What you should do: Keep only those lines of the records that include the string "colorbar".

Saved entries:
******************************

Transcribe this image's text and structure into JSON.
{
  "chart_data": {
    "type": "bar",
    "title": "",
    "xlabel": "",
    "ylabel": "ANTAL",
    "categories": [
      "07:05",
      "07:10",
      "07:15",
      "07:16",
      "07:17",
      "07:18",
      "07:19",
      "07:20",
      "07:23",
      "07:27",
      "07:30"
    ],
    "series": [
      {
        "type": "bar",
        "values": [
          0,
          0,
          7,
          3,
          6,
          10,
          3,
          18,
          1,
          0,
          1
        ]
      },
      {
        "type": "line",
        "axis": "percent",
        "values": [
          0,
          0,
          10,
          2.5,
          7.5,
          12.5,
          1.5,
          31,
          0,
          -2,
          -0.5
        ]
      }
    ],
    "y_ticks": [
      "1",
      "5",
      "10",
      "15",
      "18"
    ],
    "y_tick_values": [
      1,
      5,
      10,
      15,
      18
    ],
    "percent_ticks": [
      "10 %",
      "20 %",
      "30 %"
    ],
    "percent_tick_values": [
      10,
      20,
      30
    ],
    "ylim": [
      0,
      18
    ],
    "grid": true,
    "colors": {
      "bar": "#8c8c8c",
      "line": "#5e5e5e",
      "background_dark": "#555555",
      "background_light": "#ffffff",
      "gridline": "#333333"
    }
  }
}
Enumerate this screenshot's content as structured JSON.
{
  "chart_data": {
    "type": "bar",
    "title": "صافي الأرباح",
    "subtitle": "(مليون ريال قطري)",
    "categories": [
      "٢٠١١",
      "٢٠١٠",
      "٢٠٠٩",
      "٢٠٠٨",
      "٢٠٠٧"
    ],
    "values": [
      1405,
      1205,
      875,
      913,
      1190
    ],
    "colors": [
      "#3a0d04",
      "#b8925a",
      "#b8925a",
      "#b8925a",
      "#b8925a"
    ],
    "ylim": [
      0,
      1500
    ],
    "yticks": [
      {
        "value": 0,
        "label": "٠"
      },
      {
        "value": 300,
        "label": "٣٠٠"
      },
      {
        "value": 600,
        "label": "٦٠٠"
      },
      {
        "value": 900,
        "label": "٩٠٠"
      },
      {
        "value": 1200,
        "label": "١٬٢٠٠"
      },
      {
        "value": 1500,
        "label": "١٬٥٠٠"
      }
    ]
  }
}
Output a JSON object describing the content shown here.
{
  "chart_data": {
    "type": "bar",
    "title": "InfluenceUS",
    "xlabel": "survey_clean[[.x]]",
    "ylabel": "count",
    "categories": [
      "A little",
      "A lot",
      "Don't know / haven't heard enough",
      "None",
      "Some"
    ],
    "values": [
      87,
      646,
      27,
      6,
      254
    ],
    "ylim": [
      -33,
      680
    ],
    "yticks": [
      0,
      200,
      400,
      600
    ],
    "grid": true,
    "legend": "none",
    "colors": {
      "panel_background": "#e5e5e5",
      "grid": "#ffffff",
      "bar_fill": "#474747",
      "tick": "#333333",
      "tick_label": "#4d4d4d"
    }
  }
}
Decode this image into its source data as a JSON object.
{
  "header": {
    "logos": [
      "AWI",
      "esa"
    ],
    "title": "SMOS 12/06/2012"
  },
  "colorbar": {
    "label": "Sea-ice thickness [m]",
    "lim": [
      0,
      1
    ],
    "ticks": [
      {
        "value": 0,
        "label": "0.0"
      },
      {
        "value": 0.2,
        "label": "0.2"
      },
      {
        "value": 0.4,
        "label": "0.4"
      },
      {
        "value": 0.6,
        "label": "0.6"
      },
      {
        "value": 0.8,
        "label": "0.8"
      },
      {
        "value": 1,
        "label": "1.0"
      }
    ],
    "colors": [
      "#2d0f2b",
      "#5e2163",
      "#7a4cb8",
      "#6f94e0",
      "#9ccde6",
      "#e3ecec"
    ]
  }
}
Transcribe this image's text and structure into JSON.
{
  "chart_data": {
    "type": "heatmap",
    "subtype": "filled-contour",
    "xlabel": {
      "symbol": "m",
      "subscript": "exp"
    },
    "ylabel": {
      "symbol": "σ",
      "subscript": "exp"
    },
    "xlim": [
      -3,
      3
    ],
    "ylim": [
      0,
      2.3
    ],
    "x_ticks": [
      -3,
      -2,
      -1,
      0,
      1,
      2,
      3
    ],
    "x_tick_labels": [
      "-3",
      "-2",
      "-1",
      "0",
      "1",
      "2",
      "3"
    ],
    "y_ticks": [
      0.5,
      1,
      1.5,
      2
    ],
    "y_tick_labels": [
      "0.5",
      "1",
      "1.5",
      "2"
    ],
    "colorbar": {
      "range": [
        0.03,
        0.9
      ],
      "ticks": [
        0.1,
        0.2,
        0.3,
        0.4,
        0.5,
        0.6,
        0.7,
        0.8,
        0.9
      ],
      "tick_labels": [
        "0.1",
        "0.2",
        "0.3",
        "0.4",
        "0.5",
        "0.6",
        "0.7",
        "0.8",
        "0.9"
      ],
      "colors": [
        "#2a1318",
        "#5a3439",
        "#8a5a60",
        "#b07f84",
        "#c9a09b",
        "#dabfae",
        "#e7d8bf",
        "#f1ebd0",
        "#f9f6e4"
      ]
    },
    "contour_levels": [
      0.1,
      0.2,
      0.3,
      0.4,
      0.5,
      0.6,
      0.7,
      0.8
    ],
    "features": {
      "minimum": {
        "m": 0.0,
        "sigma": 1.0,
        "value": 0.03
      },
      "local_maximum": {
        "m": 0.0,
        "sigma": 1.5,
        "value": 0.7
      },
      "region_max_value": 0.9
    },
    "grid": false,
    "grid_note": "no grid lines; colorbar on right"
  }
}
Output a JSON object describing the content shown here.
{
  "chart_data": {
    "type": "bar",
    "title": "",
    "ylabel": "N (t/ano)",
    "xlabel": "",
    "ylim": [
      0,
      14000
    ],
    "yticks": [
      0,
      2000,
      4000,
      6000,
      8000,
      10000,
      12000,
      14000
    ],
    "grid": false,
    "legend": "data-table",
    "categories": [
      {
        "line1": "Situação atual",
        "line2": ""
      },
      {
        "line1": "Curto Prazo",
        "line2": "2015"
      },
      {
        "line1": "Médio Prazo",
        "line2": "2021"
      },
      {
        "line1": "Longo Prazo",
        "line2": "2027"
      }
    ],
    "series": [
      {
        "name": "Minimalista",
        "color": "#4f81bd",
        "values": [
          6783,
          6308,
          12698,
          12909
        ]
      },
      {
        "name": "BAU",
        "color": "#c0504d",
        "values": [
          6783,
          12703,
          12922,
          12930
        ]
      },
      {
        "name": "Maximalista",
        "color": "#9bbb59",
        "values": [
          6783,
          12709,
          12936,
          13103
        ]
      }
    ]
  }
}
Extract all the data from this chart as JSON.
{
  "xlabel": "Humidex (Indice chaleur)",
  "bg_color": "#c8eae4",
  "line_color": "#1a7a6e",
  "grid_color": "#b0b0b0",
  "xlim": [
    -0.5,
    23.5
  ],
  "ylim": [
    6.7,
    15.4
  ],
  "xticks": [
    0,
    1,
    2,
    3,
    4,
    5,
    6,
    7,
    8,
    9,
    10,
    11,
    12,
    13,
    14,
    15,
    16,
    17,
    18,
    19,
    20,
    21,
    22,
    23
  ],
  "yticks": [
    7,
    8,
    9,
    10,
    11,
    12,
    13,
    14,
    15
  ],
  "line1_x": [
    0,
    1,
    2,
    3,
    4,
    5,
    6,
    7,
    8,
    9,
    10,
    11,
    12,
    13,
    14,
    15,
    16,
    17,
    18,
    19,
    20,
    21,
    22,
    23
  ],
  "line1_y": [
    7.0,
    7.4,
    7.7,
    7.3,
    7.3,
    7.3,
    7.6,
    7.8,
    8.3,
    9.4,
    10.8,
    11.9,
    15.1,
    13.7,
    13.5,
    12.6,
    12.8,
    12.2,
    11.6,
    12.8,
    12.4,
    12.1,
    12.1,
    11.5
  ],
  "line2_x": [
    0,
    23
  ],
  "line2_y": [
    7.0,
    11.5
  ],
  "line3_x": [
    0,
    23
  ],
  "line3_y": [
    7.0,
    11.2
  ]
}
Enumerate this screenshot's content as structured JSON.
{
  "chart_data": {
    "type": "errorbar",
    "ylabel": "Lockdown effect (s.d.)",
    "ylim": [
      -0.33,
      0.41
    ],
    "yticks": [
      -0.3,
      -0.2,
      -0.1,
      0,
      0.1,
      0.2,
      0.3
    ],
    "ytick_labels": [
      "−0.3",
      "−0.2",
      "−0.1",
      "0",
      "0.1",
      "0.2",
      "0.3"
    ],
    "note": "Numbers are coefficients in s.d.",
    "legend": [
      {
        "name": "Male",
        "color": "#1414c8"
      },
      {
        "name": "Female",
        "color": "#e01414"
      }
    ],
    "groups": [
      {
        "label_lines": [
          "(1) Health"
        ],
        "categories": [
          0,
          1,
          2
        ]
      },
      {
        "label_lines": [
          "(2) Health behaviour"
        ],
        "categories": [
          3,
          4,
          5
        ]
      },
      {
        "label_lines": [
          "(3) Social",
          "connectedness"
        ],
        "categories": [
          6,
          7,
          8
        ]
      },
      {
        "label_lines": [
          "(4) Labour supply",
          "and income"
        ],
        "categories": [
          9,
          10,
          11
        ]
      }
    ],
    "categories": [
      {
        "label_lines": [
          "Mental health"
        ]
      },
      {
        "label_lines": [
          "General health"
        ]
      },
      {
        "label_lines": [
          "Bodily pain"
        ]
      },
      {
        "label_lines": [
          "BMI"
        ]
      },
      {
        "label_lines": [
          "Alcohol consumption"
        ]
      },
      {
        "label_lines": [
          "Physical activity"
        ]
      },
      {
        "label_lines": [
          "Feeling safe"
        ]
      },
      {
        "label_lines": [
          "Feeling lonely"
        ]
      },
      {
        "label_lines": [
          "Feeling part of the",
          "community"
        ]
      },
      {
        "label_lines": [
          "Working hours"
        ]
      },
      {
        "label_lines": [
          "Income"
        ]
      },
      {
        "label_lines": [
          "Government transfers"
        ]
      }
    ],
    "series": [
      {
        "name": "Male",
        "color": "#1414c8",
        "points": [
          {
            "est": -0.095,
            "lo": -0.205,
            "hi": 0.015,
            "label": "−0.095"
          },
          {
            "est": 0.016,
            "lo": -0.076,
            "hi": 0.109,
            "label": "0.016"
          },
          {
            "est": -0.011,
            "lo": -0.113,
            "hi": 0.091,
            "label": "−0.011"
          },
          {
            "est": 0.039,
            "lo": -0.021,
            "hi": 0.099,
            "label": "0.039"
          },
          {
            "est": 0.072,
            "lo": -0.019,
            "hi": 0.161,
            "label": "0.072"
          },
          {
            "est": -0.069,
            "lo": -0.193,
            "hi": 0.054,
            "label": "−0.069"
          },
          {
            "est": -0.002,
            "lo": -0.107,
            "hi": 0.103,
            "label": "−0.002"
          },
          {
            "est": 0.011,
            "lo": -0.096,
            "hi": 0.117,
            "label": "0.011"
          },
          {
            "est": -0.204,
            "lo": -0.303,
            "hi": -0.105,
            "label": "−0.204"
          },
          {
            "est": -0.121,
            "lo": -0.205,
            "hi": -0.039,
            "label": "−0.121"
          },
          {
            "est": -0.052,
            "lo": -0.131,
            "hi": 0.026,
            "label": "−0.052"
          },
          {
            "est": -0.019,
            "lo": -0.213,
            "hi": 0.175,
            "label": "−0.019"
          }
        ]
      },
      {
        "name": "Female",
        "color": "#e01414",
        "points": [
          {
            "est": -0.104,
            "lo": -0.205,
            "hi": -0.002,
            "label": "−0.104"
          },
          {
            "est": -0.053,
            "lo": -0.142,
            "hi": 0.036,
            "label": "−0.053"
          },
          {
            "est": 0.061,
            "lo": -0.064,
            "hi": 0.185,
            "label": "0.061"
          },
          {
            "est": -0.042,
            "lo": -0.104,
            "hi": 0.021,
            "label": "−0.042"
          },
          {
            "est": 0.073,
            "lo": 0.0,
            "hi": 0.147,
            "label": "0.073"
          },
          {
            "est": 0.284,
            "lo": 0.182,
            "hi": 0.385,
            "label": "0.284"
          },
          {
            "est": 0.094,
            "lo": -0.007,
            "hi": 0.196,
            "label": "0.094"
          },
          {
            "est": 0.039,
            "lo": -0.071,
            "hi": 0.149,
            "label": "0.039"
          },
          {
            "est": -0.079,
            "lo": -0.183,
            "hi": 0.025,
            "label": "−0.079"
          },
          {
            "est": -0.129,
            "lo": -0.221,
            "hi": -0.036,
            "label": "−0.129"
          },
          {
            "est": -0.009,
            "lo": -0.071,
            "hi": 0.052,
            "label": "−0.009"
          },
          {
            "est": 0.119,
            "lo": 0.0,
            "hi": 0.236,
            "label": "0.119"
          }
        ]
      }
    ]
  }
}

******************************

Task output:
  "colorbar": {
    "colorbar": {
    "grid_note": "no grid lines; colorbar on right"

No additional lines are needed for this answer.